BEGIN Data provided
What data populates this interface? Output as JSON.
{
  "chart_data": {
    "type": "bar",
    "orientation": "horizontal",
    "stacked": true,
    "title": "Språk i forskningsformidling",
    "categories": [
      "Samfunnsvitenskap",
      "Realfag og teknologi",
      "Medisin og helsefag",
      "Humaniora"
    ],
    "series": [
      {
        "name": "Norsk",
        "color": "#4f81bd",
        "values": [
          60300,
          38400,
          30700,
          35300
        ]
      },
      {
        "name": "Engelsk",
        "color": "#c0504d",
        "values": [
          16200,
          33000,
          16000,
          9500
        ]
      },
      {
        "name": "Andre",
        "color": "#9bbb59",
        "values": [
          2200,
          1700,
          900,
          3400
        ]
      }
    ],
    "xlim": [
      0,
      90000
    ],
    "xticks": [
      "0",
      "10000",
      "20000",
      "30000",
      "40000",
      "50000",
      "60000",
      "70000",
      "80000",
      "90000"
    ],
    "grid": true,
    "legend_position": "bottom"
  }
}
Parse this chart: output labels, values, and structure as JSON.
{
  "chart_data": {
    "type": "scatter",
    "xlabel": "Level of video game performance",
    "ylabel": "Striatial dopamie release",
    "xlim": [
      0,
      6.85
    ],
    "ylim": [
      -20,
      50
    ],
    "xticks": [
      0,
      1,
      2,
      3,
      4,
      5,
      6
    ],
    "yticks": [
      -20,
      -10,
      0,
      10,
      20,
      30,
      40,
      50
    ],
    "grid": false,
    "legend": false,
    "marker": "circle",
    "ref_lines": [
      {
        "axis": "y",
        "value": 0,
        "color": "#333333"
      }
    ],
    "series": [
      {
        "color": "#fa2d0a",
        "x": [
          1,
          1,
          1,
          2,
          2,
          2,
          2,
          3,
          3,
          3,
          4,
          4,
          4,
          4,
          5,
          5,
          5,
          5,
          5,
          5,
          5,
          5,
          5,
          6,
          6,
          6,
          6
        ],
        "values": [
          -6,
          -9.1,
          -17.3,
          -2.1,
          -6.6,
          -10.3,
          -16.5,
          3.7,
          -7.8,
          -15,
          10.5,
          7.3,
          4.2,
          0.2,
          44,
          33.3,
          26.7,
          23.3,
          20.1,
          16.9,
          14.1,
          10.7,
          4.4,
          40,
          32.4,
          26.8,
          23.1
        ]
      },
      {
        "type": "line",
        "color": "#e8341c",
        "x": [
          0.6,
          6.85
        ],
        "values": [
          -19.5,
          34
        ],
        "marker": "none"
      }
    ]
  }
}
END Data provided
**Brief:**
Work out how many lines above have the string "color" in them, and give only the number.

**Answer to this task:**
6